### Written instruction
Scan the data below for the string "Ludvík". Copy every line where it appears.

════════════════════

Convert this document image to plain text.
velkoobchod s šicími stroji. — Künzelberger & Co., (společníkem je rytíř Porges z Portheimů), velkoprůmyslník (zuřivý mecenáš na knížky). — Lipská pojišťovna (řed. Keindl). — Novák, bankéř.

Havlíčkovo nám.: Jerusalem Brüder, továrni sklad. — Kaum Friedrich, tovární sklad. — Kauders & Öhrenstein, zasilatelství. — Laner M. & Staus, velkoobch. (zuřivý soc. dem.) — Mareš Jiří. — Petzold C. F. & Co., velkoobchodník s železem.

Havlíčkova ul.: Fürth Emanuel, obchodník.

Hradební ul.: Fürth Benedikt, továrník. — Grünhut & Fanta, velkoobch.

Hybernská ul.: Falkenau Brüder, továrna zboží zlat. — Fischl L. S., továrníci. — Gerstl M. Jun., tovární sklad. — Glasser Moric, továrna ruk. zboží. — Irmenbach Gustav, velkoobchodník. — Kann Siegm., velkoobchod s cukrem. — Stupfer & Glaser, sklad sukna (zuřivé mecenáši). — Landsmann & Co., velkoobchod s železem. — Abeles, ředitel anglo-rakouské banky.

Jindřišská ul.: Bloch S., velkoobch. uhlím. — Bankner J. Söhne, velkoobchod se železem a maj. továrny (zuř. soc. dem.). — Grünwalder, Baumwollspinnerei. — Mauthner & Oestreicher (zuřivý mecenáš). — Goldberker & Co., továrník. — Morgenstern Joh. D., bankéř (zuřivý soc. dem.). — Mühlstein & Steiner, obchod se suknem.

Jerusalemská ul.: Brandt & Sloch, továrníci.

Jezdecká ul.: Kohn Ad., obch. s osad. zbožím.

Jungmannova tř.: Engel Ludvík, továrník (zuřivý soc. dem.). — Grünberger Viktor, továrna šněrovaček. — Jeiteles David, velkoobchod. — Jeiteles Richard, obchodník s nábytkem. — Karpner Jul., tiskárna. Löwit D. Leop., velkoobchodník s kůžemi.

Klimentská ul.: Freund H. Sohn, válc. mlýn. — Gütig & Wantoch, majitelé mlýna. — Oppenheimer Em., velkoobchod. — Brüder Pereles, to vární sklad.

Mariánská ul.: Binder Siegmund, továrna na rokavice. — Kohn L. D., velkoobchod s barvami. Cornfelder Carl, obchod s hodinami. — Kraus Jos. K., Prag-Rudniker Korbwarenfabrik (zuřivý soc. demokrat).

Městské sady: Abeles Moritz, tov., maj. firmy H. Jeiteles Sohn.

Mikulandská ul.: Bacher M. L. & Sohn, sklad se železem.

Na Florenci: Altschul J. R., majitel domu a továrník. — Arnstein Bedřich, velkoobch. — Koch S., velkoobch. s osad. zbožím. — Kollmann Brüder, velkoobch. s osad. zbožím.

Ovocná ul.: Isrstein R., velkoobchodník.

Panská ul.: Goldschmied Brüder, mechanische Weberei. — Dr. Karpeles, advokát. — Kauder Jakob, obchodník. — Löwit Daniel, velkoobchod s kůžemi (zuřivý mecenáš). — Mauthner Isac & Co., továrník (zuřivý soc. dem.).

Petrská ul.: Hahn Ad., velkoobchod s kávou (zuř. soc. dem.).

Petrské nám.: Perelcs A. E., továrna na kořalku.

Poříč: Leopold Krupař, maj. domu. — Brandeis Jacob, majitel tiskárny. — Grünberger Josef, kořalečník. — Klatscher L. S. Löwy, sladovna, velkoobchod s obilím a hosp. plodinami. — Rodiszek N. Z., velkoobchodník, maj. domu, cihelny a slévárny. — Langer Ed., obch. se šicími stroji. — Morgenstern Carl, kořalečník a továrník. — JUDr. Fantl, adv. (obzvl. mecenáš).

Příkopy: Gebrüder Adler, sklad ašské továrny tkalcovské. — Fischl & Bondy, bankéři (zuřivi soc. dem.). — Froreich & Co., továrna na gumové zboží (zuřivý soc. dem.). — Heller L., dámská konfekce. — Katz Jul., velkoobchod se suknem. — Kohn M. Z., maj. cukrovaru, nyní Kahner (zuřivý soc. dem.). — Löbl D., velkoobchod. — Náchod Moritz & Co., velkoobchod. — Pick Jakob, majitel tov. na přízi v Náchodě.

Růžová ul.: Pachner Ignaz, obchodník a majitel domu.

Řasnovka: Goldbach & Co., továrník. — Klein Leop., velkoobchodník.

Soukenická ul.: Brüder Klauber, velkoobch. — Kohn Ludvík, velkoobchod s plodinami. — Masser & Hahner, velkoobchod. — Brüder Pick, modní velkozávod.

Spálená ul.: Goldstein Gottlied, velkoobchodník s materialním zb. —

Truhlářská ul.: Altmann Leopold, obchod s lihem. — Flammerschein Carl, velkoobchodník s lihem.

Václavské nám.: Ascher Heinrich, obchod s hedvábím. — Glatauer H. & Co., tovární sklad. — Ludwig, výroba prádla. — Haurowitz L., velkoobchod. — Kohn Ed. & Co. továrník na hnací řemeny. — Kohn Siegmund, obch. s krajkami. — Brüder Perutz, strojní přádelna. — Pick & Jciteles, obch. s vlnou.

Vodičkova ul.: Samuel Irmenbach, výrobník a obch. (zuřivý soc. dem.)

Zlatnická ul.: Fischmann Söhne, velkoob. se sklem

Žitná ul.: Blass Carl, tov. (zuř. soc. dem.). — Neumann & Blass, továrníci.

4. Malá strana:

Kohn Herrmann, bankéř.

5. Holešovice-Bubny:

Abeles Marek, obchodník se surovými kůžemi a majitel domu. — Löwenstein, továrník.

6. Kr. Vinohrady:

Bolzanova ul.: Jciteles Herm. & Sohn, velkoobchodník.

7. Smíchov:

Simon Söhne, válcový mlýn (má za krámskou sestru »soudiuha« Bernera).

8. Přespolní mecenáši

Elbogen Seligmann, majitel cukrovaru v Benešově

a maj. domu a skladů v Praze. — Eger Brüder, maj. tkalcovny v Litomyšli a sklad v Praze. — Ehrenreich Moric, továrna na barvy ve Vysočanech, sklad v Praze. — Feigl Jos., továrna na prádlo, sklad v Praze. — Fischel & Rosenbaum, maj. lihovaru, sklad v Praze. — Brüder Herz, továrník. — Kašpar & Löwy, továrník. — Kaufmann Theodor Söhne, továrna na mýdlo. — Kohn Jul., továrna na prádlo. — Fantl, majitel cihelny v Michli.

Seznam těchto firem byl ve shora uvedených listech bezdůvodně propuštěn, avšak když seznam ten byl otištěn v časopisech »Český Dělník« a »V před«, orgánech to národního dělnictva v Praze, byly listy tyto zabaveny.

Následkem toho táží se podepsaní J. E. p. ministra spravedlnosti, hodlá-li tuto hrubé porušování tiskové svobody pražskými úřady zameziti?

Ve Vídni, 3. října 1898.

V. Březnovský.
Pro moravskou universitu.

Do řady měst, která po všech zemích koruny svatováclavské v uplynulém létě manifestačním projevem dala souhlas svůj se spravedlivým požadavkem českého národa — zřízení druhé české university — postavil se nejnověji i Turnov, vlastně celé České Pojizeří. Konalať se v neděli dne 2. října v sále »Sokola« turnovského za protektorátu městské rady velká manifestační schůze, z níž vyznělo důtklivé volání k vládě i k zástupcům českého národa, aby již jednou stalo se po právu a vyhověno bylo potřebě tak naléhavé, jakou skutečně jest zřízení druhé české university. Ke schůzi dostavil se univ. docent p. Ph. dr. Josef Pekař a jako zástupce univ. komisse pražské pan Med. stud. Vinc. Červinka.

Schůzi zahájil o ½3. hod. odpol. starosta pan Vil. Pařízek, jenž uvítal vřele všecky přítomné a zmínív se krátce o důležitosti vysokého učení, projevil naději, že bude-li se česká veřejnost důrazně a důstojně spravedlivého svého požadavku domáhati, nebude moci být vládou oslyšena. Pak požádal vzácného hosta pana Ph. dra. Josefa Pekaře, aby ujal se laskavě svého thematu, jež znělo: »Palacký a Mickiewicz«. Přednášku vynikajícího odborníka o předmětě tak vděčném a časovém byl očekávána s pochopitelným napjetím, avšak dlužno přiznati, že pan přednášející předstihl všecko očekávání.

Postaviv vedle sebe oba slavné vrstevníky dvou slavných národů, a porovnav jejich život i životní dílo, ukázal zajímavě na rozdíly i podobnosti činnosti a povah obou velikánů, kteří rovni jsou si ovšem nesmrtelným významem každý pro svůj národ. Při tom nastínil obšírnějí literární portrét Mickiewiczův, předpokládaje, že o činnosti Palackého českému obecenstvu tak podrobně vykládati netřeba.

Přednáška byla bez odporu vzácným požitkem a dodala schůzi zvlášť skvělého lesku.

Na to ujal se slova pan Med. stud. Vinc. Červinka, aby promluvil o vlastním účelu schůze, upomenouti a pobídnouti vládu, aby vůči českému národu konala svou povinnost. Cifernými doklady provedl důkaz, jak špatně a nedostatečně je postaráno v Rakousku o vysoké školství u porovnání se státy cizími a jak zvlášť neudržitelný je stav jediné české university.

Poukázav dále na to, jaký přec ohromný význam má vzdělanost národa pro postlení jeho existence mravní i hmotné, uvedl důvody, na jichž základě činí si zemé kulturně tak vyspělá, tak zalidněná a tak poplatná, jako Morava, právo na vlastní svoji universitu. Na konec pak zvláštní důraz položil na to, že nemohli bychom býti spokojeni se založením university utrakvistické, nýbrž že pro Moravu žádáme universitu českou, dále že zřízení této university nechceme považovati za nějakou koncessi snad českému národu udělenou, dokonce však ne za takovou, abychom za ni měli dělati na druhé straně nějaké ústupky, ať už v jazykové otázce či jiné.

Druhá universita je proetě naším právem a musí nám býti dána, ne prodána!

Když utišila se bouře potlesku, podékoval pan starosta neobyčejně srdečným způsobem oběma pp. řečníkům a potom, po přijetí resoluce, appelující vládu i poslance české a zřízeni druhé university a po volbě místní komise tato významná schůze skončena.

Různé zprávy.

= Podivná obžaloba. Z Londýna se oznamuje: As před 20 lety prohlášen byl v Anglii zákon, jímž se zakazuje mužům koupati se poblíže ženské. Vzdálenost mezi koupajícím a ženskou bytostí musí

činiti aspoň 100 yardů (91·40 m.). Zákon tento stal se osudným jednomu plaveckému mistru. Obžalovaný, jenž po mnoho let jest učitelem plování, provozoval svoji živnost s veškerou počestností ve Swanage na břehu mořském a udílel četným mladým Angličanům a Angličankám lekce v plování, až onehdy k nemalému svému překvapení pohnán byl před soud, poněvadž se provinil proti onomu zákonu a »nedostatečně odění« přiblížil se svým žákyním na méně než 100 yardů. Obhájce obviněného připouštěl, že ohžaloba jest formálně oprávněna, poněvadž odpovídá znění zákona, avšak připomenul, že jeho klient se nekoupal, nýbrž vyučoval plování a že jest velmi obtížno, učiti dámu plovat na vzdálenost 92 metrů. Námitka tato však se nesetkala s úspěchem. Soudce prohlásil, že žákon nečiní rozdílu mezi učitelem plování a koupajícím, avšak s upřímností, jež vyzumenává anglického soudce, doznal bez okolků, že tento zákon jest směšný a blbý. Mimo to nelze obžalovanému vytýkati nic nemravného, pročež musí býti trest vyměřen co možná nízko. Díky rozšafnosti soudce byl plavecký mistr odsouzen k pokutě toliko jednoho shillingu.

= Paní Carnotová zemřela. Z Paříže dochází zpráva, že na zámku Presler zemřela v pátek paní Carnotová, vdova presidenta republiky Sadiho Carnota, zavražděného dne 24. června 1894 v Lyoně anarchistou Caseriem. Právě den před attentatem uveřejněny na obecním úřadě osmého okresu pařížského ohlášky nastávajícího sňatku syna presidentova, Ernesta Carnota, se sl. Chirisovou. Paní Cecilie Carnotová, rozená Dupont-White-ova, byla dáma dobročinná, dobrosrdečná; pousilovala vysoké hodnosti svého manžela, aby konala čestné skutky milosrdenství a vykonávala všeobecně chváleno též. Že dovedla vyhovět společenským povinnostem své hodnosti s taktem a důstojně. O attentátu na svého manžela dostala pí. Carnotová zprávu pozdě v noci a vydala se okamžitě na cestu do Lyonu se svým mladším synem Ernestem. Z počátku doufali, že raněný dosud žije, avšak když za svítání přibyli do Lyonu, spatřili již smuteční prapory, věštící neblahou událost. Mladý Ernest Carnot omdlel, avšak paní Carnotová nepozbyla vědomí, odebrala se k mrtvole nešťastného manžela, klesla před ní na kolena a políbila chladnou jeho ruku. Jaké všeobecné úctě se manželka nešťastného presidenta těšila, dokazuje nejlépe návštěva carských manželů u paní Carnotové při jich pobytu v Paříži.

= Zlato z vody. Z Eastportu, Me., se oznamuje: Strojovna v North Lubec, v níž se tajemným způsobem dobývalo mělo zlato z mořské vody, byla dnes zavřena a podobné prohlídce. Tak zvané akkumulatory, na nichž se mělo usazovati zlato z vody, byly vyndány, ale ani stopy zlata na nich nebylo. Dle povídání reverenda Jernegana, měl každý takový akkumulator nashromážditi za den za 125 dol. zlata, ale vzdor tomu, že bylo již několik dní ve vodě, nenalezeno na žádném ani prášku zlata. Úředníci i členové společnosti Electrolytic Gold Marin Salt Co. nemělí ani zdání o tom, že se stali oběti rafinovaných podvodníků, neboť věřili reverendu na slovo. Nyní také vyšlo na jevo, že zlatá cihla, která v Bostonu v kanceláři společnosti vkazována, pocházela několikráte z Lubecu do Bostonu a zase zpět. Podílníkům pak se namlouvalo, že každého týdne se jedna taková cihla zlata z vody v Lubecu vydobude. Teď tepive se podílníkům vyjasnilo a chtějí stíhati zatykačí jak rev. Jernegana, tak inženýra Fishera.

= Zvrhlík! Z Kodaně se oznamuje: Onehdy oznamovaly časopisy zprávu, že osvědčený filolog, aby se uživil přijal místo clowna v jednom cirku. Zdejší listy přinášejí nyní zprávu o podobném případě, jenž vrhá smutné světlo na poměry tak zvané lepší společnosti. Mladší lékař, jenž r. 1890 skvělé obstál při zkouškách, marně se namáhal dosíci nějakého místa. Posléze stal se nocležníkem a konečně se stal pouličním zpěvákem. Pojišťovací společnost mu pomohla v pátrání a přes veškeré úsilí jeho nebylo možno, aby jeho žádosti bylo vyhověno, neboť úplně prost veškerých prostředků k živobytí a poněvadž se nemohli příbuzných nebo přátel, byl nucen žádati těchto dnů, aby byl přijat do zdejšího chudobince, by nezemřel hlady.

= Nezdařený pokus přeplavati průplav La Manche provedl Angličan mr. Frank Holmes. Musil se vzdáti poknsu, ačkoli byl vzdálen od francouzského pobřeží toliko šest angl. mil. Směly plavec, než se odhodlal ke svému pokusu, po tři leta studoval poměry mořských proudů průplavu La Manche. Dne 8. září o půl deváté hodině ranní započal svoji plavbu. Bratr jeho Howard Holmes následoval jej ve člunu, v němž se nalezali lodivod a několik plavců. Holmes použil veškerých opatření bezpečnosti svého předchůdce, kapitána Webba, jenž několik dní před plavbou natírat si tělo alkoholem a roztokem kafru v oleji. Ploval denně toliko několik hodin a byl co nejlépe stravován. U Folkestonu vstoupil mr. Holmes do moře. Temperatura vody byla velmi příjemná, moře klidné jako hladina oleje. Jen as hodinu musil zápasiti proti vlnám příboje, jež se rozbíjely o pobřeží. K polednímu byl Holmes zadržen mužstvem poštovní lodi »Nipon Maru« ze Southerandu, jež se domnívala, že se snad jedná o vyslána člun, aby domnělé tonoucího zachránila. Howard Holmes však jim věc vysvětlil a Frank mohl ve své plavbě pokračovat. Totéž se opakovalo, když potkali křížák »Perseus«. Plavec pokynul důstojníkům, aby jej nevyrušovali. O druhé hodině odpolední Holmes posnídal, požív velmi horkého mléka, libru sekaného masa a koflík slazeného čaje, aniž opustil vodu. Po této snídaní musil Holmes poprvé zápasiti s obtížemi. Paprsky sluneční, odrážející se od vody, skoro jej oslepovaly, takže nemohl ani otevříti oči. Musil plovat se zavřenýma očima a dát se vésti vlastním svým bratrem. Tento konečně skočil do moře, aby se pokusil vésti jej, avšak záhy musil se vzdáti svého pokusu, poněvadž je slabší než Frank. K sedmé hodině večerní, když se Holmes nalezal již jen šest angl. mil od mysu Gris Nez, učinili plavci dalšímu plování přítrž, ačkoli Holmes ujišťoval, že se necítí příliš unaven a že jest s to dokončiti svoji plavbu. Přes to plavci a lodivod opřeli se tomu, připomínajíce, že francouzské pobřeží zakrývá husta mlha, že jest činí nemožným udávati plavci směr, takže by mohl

════════════════════

### Correct output
Jungmannova tř.: Engel Ludvík, továrník (zuřivý soc. dem.). — Grünberger Viktor, továrna šněrovaček. — Jeiteles David, velkoobchod. — Jeiteles Richard, obchodník s nábytkem. — Karpner Jul., tiskárna. Löwit D. Leop., velkoobchodník s kůžemi.
Soukenická ul.: Brüder Klauber, velkoobch. — Kohn Ludvík, velkoobchod s plodinami. — Masser & Hahner, velkoobchod. — Brüder Pick, modní velkozávod.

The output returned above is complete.